_Exercise_
Without omitting anything, retype the data that follows.

──────── Records provided ────────

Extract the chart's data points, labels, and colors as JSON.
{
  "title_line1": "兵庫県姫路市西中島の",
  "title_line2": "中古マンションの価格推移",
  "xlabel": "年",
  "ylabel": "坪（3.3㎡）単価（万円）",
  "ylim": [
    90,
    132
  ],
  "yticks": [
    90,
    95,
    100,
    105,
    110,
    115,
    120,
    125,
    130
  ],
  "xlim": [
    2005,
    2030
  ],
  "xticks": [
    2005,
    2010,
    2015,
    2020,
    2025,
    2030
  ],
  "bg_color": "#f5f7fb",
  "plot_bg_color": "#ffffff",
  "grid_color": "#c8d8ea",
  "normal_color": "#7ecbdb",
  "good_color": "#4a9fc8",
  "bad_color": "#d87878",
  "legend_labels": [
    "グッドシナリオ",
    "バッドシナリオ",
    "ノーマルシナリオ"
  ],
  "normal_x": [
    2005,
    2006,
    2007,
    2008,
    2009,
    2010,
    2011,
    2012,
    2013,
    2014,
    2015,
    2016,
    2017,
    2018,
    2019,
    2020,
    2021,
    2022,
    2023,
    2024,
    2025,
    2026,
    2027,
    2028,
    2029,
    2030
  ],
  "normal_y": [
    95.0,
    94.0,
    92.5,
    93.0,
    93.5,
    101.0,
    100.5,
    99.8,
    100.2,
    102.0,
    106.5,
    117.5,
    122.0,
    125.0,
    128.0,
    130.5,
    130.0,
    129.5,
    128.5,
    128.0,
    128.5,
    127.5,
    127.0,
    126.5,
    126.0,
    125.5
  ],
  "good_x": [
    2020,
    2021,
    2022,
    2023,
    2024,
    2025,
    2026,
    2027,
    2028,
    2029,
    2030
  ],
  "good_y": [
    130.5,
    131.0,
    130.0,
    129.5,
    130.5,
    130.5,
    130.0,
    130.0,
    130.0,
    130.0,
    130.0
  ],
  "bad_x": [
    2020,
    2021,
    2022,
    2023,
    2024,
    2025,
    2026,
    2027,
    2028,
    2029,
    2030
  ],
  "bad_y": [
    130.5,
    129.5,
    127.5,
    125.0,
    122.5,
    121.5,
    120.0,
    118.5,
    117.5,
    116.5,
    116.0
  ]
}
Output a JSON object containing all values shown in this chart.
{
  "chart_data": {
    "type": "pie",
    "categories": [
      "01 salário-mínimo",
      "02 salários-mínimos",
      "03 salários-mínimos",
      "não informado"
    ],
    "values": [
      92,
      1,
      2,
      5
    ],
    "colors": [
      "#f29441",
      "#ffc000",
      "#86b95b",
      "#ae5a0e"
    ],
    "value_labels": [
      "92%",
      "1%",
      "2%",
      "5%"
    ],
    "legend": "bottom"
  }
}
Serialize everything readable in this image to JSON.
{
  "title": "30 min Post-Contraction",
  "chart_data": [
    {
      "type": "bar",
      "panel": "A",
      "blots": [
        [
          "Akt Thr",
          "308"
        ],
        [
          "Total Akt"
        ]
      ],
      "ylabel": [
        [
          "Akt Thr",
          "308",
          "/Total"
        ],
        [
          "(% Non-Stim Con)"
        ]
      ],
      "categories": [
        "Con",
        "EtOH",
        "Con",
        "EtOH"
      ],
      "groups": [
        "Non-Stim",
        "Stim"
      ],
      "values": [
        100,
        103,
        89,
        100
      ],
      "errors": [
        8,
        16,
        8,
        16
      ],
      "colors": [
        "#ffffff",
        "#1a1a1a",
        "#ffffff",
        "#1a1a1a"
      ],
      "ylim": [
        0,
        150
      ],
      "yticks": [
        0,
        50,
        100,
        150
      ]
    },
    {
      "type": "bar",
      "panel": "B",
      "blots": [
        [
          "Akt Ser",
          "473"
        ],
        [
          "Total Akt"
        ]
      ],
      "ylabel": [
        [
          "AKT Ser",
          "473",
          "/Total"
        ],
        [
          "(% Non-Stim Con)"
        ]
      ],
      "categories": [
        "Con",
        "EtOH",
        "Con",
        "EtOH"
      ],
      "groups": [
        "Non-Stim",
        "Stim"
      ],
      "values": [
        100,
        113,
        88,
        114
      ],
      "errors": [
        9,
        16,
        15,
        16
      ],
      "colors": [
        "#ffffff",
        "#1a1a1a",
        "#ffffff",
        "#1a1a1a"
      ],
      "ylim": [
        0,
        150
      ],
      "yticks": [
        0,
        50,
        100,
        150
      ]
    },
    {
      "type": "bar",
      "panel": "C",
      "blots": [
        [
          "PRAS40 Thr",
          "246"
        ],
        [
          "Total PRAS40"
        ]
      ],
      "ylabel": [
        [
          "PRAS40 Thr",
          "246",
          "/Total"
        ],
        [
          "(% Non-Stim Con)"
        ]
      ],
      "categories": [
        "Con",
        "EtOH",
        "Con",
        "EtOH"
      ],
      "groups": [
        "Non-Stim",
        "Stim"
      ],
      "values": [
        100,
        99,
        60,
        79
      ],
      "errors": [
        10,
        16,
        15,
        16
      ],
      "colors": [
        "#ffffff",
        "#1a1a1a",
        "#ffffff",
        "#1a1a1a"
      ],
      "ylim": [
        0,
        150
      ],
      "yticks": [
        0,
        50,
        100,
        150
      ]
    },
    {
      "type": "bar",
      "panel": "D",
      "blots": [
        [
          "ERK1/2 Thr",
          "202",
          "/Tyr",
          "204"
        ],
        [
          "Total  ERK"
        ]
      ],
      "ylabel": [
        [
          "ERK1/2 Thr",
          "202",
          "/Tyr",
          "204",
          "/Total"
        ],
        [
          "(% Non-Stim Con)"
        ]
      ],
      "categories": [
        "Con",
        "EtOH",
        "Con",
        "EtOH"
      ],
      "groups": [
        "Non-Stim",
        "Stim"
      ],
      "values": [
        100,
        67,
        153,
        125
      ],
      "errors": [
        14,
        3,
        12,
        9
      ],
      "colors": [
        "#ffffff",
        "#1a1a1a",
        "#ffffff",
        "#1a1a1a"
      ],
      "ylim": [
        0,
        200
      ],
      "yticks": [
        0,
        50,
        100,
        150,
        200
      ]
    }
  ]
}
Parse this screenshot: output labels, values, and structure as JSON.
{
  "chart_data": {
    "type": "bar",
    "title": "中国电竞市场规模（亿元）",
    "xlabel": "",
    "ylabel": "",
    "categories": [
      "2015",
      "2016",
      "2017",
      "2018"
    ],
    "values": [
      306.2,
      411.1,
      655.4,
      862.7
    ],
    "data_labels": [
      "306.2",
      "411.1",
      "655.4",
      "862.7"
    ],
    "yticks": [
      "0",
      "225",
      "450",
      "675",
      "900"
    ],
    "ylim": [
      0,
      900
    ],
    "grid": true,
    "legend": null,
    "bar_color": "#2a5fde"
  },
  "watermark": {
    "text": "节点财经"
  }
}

────────

_Answer to the task_
Extract the chart's data points, labels, and colors as JSON.
{
  "title_line1": "兵庫県姫路市西中島の",
  "title_line2": "中古マンションの価格推移",
  "xlabel": "年",
  "ylabel": "坪（3.3㎡）単価（万円）",
  "ylim": [
    90,
    132
  ],
  "yticks": [
    90,
    95,
    100,
    105,
    110,
    115,
    120,
    125,
    130
  ],
  "xlim": [
    2005,
    2030
  ],
  "xticks": [
    2005,
    2010,
    2015,
    2020,
    2025,
    2030
  ],
  "bg_color": "#f5f7fb",
  "plot_bg_color": "#ffffff",
  "grid_color": "#c8d8ea",
  "normal_color": "#7ecbdb",
  "good_color": "#4a9fc8",
  "bad_color": "#d87878",
  "legend_labels": [
    "グッドシナリオ",
    "バッドシナリオ",
    "ノーマルシナリオ"
  ],
  "normal_x": [
    2005,
    2006,
    2007,
    2008,
    2009,
    2010,
    2011,
    2012,
    2013,
    2014,
    2015,
    2016,
    2017,
    2018,
    2019,
    2020,
    2021,
    2022,
    2023,
    2024,
    2025,
    2026,
    2027,
    2028,
    2029,
    2030
  ],
  "normal_y": [
    95.0,
    94.0,
    92.5,
    93.0,
    93.5,
    101.0,
    100.5,
    99.8,
    100.2,
    102.0,
    106.5,
    117.5,
    122.0,
    125.0,
    128.0,
    130.5,
    130.0,
    129.5,
    128.5,
    128.0,
    128.5,
    127.5,
    127.0,
    126.5,
    126.0,
    125.5
  ],
  "good_x": [
    2020,
    2021,
    2022,
    2023,
    2024,
    2025,
    2026,
    2027,
    2028,
    2029,
    2030
  ],
  "good_y": [
    130.5,
    131.0,
    130.0,
    129.5,
    130.5,
    130.5,
    130.0,
    130.0,
    130.0,
    130.0,
    130.0
  ],
  "bad_x": [
    2020,
    2021,
    2022,
    2023,
    2024,
    2025,
    2026,
    2027,
    2028,
    2029,
    2030
  ],
  "bad_y": [
    130.5,
    129.5,
    127.5,
    125.0,
    122.5,
    121.5,
    120.0,
    118.5,
    117.5,
    116.5,
    116.0
  ]
}
Output a JSON object containing all values shown in this chart.
{
  "chart_data": {
    "type": "pie",
    "categories": [
      "01 salário-mínimo",
      "02 salários-mínimos",
      "03 salários-mínimos",
      "não informado"
    ],
    "values": [
      92,
      1,
      2,
      5
    ],
    "colors": [
      "#f29441",
      "#ffc000",
      "#86b95b",
      "#ae5a0e"
    ],
    "value_labels": [
      "92%",
      "1%",
      "2%",
      "5%"
    ],
    "legend": "bottom"
  }
}
Serialize everything readable in this image to JSON.
{
  "title": "30 min Post-Contraction",
  "chart_data": [
    {
      "type": "bar",
      "panel": "A",
      "blots": [
        [
          "Akt Thr",
          "308"
        ],
        [
          "Total Akt"
        ]
      ],
      "ylabel": [
        [
          "Akt Thr",
          "308",
          "/Total"
        ],
        [
          "(% Non-Stim Con)"
        ]
      ],
      "categories": [
        "Con",
        "EtOH",
        "Con",
        "EtOH"
      ],
      "groups": [
        "Non-Stim",
        "Stim"
      ],
      "values": [
        100,
        103,
        89,
        100
      ],
      "errors": [
        8,
        16,
        8,
        16
      ],
      "colors": [
        "#ffffff",
        "#1a1a1a",
        "#ffffff",
        "#1a1a1a"
      ],
      "ylim": [
        0,
        150
      ],
      "yticks": [
        0,
        50,
        100,
        150
      ]
    },
    {
      "type": "bar",
      "panel": "B",
      "blots": [
        [
          "Akt Ser",
          "473"
        ],
        [
          "Total Akt"
        ]
      ],
      "ylabel": [
        [
          "AKT Ser",
          "473",
          "/Total"
        ],
        [
          "(% Non-Stim Con)"
        ]
      ],
      "categories": [
        "Con",
        "EtOH",
        "Con",
        "EtOH"
      ],
      "groups": [
        "Non-Stim",
        "Stim"
      ],
      "values": [
        100,
        113,
        88,
        114
      ],
      "errors": [
        9,
        16,
        15,
        16
      ],
      "colors": [
        "#ffffff",
        "#1a1a1a",
        "#ffffff",
        "#1a1a1a"
      ],
      "ylim": [
        0,
        150
      ],
      "yticks": [
        0,
        50,
        100,
        150
      ]
    },
    {
      "type": "bar",
      "panel": "C",
      "blots": [
        [
          "PRAS40 Thr",
          "246"
        ],
        [
          "Total PRAS40"
        ]
      ],
      "ylabel": [
        [
          "PRAS40 Thr",
          "246",
          "/Total"
        ],
        [
          "(% Non-Stim Con)"
        ]
      ],
      "categories": [
        "Con",
        "EtOH",
        "Con",
        "EtOH"
      ],
      "groups": [
        "Non-Stim",
        "Stim"
      ],
      "values": [
        100,
        99,
        60,
        79
      ],
      "errors": [
        10,
        16,
        15,
        16
      ],
      "colors": [
        "#ffffff",
        "#1a1a1a",
        "#ffffff",
        "#1a1a1a"
      ],
      "ylim": [
        0,
        150
      ],
      "yticks": [
        0,
        50,
        100,
        150
      ]
    },
    {
      "type": "bar",
      "panel": "D",
      "blots": [
        [
          "ERK1/2 Thr",
          "202",
          "/Tyr",
          "204"
        ],
        [
          "Total  ERK"
        ]
      ],
      "ylabel": [
        [
          "ERK1/2 Thr",
          "202",
          "/Tyr",
          "204",
          "/Total"
        ],
        [
          "(% Non-Stim Con)"
        ]
      ],
      "categories": [
        "Con",
        "EtOH",
        "Con",
        "EtOH"
      ],
      "groups": [
        "Non-Stim",
        "Stim"
      ],
      "values": [
        100,
        67,
        153,
        125
      ],
      "errors": [
        14,
        3,
        12,
        9
      ],
      "colors": [
        "#ffffff",
        "#1a1a1a",
        "#ffffff",
        "#1a1a1a"
      ],
      "ylim": [
        0,
        200
      ],
      "yticks": [
        0,
        50,
        100,
        150,
        200
      ]
    }
  ]
}
Parse this screenshot: output labels, values, and structure as JSON.
{
  "chart_data": {
    "type": "bar",
    "title": "中国电竞市场规模（亿元）",
    "xlabel": "",
    "ylabel": "",
    "categories": [
      "2015",
      "2016",
      "2017",
      "2018"
    ],
    "values": [
      306.2,
      411.1,
      655.4,
      862.7
    ],
    "data_labels": [
      "306.2",
      "411.1",
      "655.4",
      "862.7"
    ],
    "yticks": [
      "0",
      "225",
      "450",
      "675",
      "900"
    ],
    "ylim": [
      0,
      900
    ],
    "grid": true,
    "legend": null,
    "bar_color": "#2a5fde"
  },
  "watermark": {
    "text": "节点财经"
  }
}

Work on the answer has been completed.